#### AIM OF THE TASK
Repeat each line of the material below exactly as it appears, minus any pictures.
==== LISTING ====
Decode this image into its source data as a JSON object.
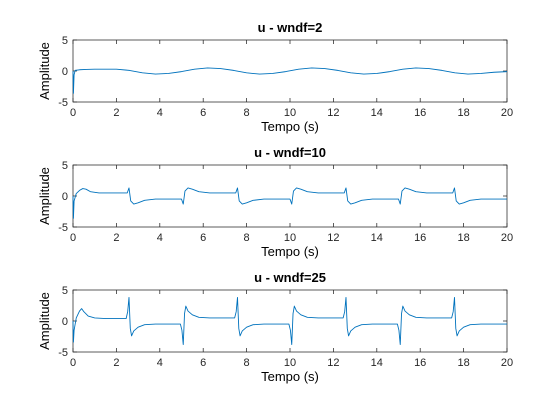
{
  "chart_data": [
    {
      "type": "line",
      "title": "u - wndf=2",
      "xlabel": "Tempo (s)",
      "ylabel": "Amplitude",
      "xlim": [
        0,
        20
      ],
      "ylim": [
        -5,
        5
      ],
      "xticks": [
        "0",
        "2",
        "4",
        "6",
        "8",
        "10",
        "12",
        "14",
        "16",
        "18",
        "20"
      ],
      "yticks": [
        "5",
        "0",
        "-5"
      ],
      "grid": false,
      "color": "#0072bd",
      "series": [
        {
          "x": [
            0,
            0.02,
            0.05,
            0.1,
            0.3,
            0.6,
            1.0,
            1.5,
            2.0,
            2.6,
            3.2,
            3.8,
            4.4,
            5.0,
            5.6,
            6.2,
            6.8,
            7.4,
            8.0,
            8.6,
            9.2,
            9.8,
            10.4,
            11.0,
            11.6,
            12.2,
            12.8,
            13.4,
            14.0,
            14.6,
            15.2,
            15.8,
            16.4,
            17.0,
            17.6,
            18.2,
            18.8,
            19.4,
            20.0
          ],
          "y": [
            0,
            -3.6,
            -0.6,
            0.1,
            0.2,
            0.25,
            0.3,
            0.3,
            0.3,
            0.1,
            -0.3,
            -0.5,
            -0.4,
            -0.1,
            0.3,
            0.5,
            0.4,
            0.1,
            -0.3,
            -0.5,
            -0.4,
            -0.1,
            0.3,
            0.5,
            0.4,
            0.1,
            -0.3,
            -0.5,
            -0.4,
            -0.1,
            0.3,
            0.5,
            0.4,
            0.1,
            -0.3,
            -0.5,
            -0.4,
            -0.2,
            -0.1
          ]
        }
      ]
    },
    {
      "type": "line",
      "title": "u - wndf=10",
      "xlabel": "Tempo (s)",
      "ylabel": "Amplitude",
      "xlim": [
        0,
        20
      ],
      "ylim": [
        -5,
        5
      ],
      "xticks": [
        "0",
        "2",
        "4",
        "6",
        "8",
        "10",
        "12",
        "14",
        "16",
        "18",
        "20"
      ],
      "yticks": [
        "5",
        "0",
        "-5"
      ],
      "grid": false,
      "color": "#0072bd",
      "series": [
        {
          "x": [
            0,
            0.02,
            0.05,
            0.15,
            0.3,
            0.45,
            0.6,
            0.8,
            1.2,
            2.0,
            2.5,
            2.58,
            2.66,
            2.8,
            3.0,
            3.3,
            3.8,
            4.4,
            5.0,
            5.08,
            5.16,
            5.3,
            5.5,
            5.8,
            6.3,
            7.0,
            7.5,
            7.58,
            7.66,
            7.8,
            8.0,
            8.3,
            8.8,
            9.4,
            10.0,
            10.08,
            10.16,
            10.3,
            10.5,
            10.8,
            11.3,
            12.0,
            12.5,
            12.58,
            12.66,
            12.8,
            13.0,
            13.3,
            13.8,
            14.4,
            15.0,
            15.08,
            15.16,
            15.3,
            15.5,
            15.8,
            16.3,
            17.0,
            17.5,
            17.58,
            17.66,
            17.8,
            18.0,
            18.3,
            18.8,
            19.4,
            20.0
          ],
          "y": [
            0,
            -3.6,
            -0.8,
            0.4,
            0.9,
            1.2,
            1.1,
            0.7,
            0.5,
            0.5,
            0.5,
            1.3,
            -0.8,
            -1.3,
            -1.1,
            -0.7,
            -0.5,
            -0.5,
            -0.5,
            -1.3,
            0.8,
            1.3,
            1.1,
            0.7,
            0.5,
            0.5,
            0.5,
            1.3,
            -0.8,
            -1.3,
            -1.1,
            -0.7,
            -0.5,
            -0.5,
            -0.5,
            -1.3,
            0.8,
            1.3,
            1.1,
            0.7,
            0.5,
            0.5,
            0.5,
            1.3,
            -0.8,
            -1.3,
            -1.1,
            -0.7,
            -0.5,
            -0.5,
            -0.5,
            -1.3,
            0.8,
            1.3,
            1.1,
            0.7,
            0.5,
            0.5,
            0.5,
            1.3,
            -0.8,
            -1.3,
            -1.1,
            -0.7,
            -0.5,
            -0.5,
            -0.5
          ]
        }
      ]
    },
    {
      "type": "line",
      "title": "u - wndf=25",
      "xlabel": "Tempo (s)",
      "ylabel": "Amplitude",
      "xlim": [
        0,
        20
      ],
      "ylim": [
        -5,
        5
      ],
      "xticks": [
        "0",
        "2",
        "4",
        "6",
        "8",
        "10",
        "12",
        "14",
        "16",
        "18",
        "20"
      ],
      "yticks": [
        "5",
        "0",
        "-5"
      ],
      "grid": false,
      "color": "#0072bd",
      "series": [
        {
          "x": [
            0,
            0.02,
            0.05,
            0.15,
            0.3,
            0.4,
            0.5,
            0.7,
            1.0,
            1.5,
            2.0,
            2.45,
            2.52,
            2.58,
            2.64,
            2.7,
            2.8,
            3.0,
            3.3,
            3.8,
            4.5,
            4.95,
            5.02,
            5.08,
            5.14,
            5.2,
            5.3,
            5.5,
            5.8,
            6.3,
            7.0,
            7.45,
            7.52,
            7.58,
            7.64,
            7.7,
            7.8,
            8.0,
            8.3,
            8.8,
            9.5,
            9.95,
            10.02,
            10.08,
            10.14,
            10.2,
            10.3,
            10.5,
            10.8,
            11.3,
            12.0,
            12.45,
            12.52,
            12.58,
            12.64,
            12.7,
            12.8,
            13.0,
            13.3,
            13.8,
            14.5,
            14.95,
            15.02,
            15.08,
            15.14,
            15.2,
            15.3,
            15.5,
            15.8,
            16.3,
            17.0,
            17.45,
            17.52,
            17.58,
            17.64,
            17.7,
            17.8,
            18.0,
            18.3,
            18.8,
            19.4,
            20.0
          ],
          "y": [
            0,
            -3.4,
            -1.5,
            0.5,
            1.6,
            2.0,
            1.5,
            0.8,
            0.5,
            0.4,
            0.4,
            0.4,
            1.5,
            3.8,
            -1.2,
            -2.4,
            -1.6,
            -1.0,
            -0.6,
            -0.5,
            -0.5,
            -0.5,
            -1.5,
            -3.8,
            1.2,
            2.4,
            1.6,
            1.0,
            0.6,
            0.5,
            0.5,
            0.5,
            1.5,
            3.8,
            -1.2,
            -2.4,
            -1.6,
            -1.0,
            -0.6,
            -0.5,
            -0.5,
            -0.5,
            -1.5,
            -3.8,
            1.2,
            2.4,
            1.6,
            1.0,
            0.6,
            0.5,
            0.5,
            0.5,
            1.5,
            3.8,
            -1.2,
            -2.4,
            -1.6,
            -1.0,
            -0.6,
            -0.5,
            -0.5,
            -0.5,
            -1.5,
            -3.8,
            1.2,
            2.4,
            1.6,
            1.0,
            0.6,
            0.5,
            0.5,
            0.5,
            1.5,
            3.8,
            -1.2,
            -2.4,
            -1.6,
            -1.0,
            -0.6,
            -0.5,
            -0.5,
            -0.5
          ]
        }
      ]
    }
  ]
}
====
#### PROBLEM SOLUTION
Decode this image into its source data as a JSON object.
{
  "chart_data": [
    {
      "type": "line",
      "title": "u - wndf=2",
      "xlabel": "Tempo (s)",
      "ylabel": "Amplitude",
      "xlim": [
        0,
        20
      ],
      "ylim": [
        -5,
        5
      ],
      "xticks": [
        "0",
        "2",
        "4",
        "6",
        "8",
        "10",
        "12",
        "14",
        "16",
        "18",
        "20"
      ],
      "yticks": [
        "5",
        "0",
        "-5"
      ],
      "grid": false,
      "color": "#0072bd",
      "series": [
        {
          "x": [
            0,
            0.02,
            0.05,
            0.1,
            0.3,
            0.6,
            1.0,
            1.5,
            2.0,
            2.6,
            3.2,
            3.8,
            4.4,
            5.0,
            5.6,
            6.2,
            6.8,
            7.4,
            8.0,
            8.6,
            9.2,
            9.8,
            10.4,
            11.0,
            11.6,
            12.2,
            12.8,
            13.4,
            14.0,
            14.6,
            15.2,
            15.8,
            16.4,
            17.0,
            17.6,
            18.2,
            18.8,
            19.4,
            20.0
          ],
          "y": [
            0,
            -3.6,
            -0.6,
            0.1,
            0.2,
            0.25,
            0.3,
            0.3,
            0.3,
            0.1,
            -0.3,
            -0.5,
            -0.4,
            -0.1,
            0.3,
            0.5,
            0.4,
            0.1,
            -0.3,
            -0.5,
            -0.4,
            -0.1,
            0.3,
            0.5,
            0.4,
            0.1,
            -0.3,
            -0.5,
            -0.4,
            -0.1,
            0.3,
            0.5,
            0.4,
            0.1,
            -0.3,
            -0.5,
            -0.4,
            -0.2,
            -0.1
          ]
        }
      ]
    },
    {
      "type": "line",
      "title": "u - wndf=10",
      "xlabel": "Tempo (s)",
      "ylabel": "Amplitude",
      "xlim": [
        0,
        20
      ],
      "ylim": [
        -5,
        5
      ],
      "xticks": [
        "0",
        "2",
        "4",
        "6",
        "8",
        "10",
        "12",
        "14",
        "16",
        "18",
        "20"
      ],
      "yticks": [
        "5",
        "0",
        "-5"
      ],
      "grid": false,
      "color": "#0072bd",
      "series": [
        {
          "x": [
            0,
            0.02,
            0.05,
            0.15,
            0.3,
            0.45,
            0.6,
            0.8,
            1.2,
            2.0,
            2.5,
            2.58,
            2.66,
            2.8,
            3.0,
            3.3,
            3.8,
            4.4,
            5.0,
            5.08,
            5.16,
            5.3,
            5.5,
            5.8,
            6.3,
            7.0,
            7.5,
            7.58,
            7.66,
            7.8,
            8.0,
            8.3,
            8.8,
            9.4,
            10.0,
            10.08,
            10.16,
            10.3,
            10.5,
            10.8,
            11.3,
            12.0,
            12.5,
            12.58,
            12.66,
            12.8,
            13.0,
            13.3,
            13.8,
            14.4,
            15.0,
            15.08,
            15.16,
            15.3,
            15.5,
            15.8,
            16.3,
            17.0,
            17.5,
            17.58,
            17.66,
            17.8,
            18.0,
            18.3,
            18.8,
            19.4,
            20.0
          ],
          "y": [
            0,
            -3.6,
            -0.8,
            0.4,
            0.9,
            1.2,
            1.1,
            0.7,
            0.5,
            0.5,
            0.5,
            1.3,
            -0.8,
            -1.3,
            -1.1,
            -0.7,
            -0.5,
            -0.5,
            -0.5,
            -1.3,
            0.8,
            1.3,
            1.1,
            0.7,
            0.5,
            0.5,
            0.5,
            1.3,
            -0.8,
            -1.3,
            -1.1,
            -0.7,
            -0.5,
            -0.5,
            -0.5,
            -1.3,
            0.8,
            1.3,
            1.1,
            0.7,
            0.5,
            0.5,
            0.5,
            1.3,
            -0.8,
            -1.3,
            -1.1,
            -0.7,
            -0.5,
            -0.5,
            -0.5,
            -1.3,
            0.8,
            1.3,
            1.1,
            0.7,
            0.5,
            0.5,
            0.5,
            1.3,
            -0.8,
            -1.3,
            -1.1,
            -0.7,
            -0.5,
            -0.5,
            -0.5
          ]
        }
      ]
    },
    {
      "type": "line",
      "title": "u - wndf=25",
      "xlabel": "Tempo (s)",
      "ylabel": "Amplitude",
      "xlim": [
        0,
        20
      ],
      "ylim": [
        -5,
        5
      ],
      "xticks": [
        "0",
        "2",
        "4",
        "6",
        "8",
        "10",
        "12",
        "14",
        "16",
        "18",
        "20"
      ],
      "yticks": [
        "5",
        "0",
        "-5"
      ],
      "grid": false,
      "color": "#0072bd",
      "series": [
        {
          "x": [
            0,
            0.02,
            0.05,
            0.15,
            0.3,
            0.4,
            0.5,
            0.7,
            1.0,
            1.5,
            2.0,
            2.45,
            2.52,
            2.58,
            2.64,
            2.7,
            2.8,
            3.0,
            3.3,
            3.8,
            4.5,
            4.95,
            5.02,
            5.08,
            5.14,
            5.2,
            5.3,
            5.5,
            5.8,
            6.3,
            7.0,
            7.45,
            7.52,
            7.58,
            7.64,
            7.7,
            7.8,
            8.0,
            8.3,
            8.8,
            9.5,
            9.95,
            10.02,
            10.08,
            10.14,
            10.2,
            10.3,
            10.5,
            10.8,
            11.3,
            12.0,
            12.45,
            12.52,
            12.58,
            12.64,
            12.7,
            12.8,
            13.0,
            13.3,
            13.8,
            14.5,
            14.95,
            15.02,
            15.08,
            15.14,
            15.2,
            15.3,
            15.5,
            15.8,
            16.3,
            17.0,
            17.45,
            17.52,
            17.58,
            17.64,
            17.7,
            17.8,
            18.0,
            18.3,
            18.8,
            19.4,
            20.0
          ],
          "y": [
            0,
            -3.4,
            -1.5,
            0.5,
            1.6,
            2.0,
            1.5,
            0.8,
            0.5,
            0.4,
            0.4,
            0.4,
            1.5,
            3.8,
            -1.2,
            -2.4,
            -1.6,
            -1.0,
            -0.6,
            -0.5,
            -0.5,
            -0.5,
            -1.5,
            -3.8,
            1.2,
            2.4,
            1.6,
            1.0,
            0.6,
            0.5,
            0.5,
            0.5,
            1.5,
            3.8,
            -1.2,
            -2.4,
            -1.6,
            -1.0,
            -0.6,
            -0.5,
            -0.5,
            -0.5,
            -1.5,
            -3.8,
            1.2,
            2.4,
            1.6,
            1.0,
            0.6,
            0.5,
            0.5,
            0.5,
            1.5,
            3.8,
            -1.2,
            -2.4,
            -1.6,
            -1.0,
            -0.6,
            -0.5,
            -0.5,
            -0.5,
            -1.5,
            -3.8,
            1.2,
            2.4,
            1.6,
            1.0,
            0.6,
            0.5,
            0.5,
            0.5,
            1.5,
            3.8,
            -1.2,
            -2.4,
            -1.6,
            -1.0,
            -0.6,
            -0.5,
            -0.5,
            -0.5
          ]
        }
      ]
    }
  ]
}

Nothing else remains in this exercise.